Problem requirements
Every line that holds the string "true" is to be identified and copied.

Material for this exercise
········
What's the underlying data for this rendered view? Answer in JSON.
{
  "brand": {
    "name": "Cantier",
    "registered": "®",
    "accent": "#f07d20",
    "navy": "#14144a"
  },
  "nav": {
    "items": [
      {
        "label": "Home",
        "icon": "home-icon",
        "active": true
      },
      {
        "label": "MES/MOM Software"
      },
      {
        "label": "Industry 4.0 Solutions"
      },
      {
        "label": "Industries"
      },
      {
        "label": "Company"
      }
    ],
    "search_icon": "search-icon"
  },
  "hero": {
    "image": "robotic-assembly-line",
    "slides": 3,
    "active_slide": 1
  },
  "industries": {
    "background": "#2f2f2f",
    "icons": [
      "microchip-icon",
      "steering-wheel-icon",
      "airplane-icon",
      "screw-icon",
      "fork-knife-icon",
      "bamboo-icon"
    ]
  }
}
········
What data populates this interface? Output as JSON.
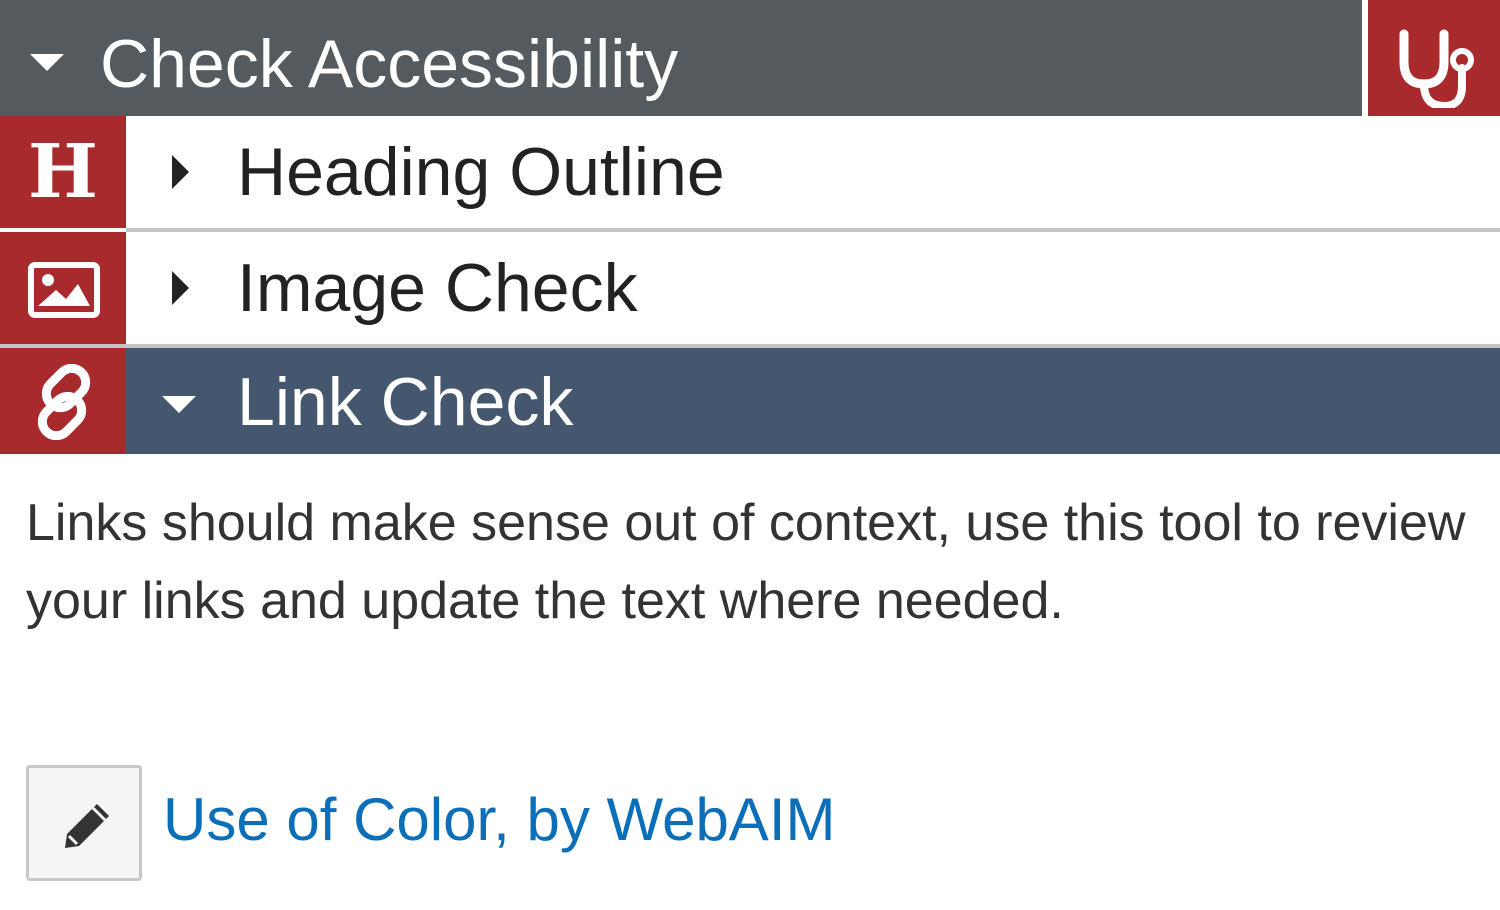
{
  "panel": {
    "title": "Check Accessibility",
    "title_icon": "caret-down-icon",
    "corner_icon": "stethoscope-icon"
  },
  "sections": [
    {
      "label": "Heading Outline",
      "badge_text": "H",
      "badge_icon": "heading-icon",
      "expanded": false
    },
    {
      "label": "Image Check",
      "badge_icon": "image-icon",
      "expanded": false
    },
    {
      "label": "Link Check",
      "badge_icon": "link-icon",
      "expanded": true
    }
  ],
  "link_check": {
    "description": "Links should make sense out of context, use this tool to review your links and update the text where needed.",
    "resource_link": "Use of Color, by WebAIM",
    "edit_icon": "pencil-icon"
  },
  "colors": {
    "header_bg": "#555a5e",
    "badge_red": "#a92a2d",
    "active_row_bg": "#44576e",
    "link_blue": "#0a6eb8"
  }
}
········
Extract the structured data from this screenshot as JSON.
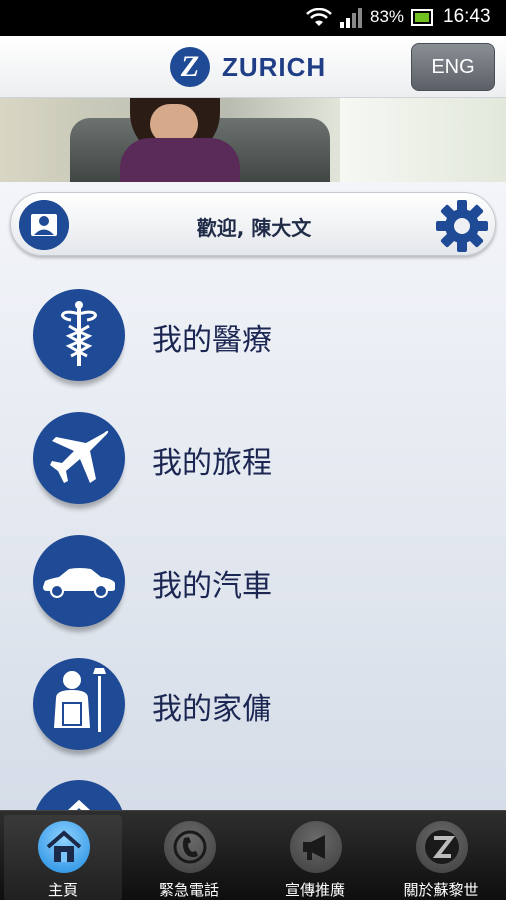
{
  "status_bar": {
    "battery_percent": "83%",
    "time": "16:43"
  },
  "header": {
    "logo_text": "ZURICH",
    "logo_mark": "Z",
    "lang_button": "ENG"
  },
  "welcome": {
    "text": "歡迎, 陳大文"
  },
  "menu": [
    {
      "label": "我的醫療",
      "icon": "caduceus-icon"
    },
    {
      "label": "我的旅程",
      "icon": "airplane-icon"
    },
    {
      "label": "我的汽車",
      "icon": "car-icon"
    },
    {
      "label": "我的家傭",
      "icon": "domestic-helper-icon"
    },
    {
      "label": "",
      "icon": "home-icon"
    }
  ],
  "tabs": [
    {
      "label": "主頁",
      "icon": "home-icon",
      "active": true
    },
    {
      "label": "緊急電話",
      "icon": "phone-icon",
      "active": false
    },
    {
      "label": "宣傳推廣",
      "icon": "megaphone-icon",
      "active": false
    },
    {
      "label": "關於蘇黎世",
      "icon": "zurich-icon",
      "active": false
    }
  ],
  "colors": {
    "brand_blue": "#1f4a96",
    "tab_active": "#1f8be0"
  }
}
········
In response
        "active": true
      "expanded": true
      "active": true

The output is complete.